What needs to be done
Determine how many lines of the material hold the string "Claimant" and reply with only that number.

########################################

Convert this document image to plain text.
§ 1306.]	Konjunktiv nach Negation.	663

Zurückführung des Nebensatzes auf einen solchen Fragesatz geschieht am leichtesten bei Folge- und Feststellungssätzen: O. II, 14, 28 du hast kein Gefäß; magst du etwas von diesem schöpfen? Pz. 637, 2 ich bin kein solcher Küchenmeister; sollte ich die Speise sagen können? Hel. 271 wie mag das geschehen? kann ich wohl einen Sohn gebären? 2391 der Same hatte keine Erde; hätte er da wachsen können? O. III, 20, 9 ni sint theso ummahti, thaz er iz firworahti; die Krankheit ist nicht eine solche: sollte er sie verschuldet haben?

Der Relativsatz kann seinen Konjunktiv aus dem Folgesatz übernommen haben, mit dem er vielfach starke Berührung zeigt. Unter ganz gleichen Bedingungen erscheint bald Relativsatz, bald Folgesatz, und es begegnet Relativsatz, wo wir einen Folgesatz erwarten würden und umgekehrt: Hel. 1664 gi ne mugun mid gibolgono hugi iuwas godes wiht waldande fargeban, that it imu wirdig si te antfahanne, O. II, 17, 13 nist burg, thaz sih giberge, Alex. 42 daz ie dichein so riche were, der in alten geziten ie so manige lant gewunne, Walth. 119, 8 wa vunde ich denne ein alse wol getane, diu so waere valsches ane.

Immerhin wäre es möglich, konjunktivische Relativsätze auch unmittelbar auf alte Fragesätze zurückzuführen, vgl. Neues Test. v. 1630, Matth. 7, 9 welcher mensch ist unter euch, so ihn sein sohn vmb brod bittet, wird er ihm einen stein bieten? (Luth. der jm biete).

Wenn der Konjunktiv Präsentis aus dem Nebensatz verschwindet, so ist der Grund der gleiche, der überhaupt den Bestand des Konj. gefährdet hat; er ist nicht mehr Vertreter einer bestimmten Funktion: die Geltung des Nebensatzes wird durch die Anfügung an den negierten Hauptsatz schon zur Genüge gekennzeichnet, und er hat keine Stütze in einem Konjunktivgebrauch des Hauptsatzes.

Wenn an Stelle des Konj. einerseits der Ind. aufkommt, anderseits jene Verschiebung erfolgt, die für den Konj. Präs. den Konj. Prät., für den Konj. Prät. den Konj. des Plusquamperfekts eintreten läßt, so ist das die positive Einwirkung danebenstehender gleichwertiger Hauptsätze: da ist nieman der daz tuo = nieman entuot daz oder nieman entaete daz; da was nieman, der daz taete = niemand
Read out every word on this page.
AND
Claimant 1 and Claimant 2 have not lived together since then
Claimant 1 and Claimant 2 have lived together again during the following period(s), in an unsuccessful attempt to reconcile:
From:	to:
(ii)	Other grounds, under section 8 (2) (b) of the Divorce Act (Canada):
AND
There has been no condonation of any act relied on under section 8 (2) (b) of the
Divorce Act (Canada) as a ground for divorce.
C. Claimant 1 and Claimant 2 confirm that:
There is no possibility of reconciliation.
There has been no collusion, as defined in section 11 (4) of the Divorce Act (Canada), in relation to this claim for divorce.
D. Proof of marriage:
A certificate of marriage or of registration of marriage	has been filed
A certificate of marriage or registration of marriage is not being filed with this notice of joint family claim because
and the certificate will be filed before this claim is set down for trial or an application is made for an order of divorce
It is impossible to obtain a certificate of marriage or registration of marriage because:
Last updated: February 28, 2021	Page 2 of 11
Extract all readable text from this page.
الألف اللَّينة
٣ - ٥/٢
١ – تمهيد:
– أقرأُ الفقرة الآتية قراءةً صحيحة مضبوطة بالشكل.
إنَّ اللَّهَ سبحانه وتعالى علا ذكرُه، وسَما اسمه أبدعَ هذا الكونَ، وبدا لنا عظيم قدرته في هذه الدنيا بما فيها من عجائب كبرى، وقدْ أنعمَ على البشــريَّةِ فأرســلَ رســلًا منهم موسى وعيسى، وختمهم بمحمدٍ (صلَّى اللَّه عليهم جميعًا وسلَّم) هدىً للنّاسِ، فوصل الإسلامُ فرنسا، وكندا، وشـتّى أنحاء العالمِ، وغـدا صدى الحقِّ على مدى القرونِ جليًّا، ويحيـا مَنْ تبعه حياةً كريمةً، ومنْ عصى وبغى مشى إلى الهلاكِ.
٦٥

########################################

Exercise answer
3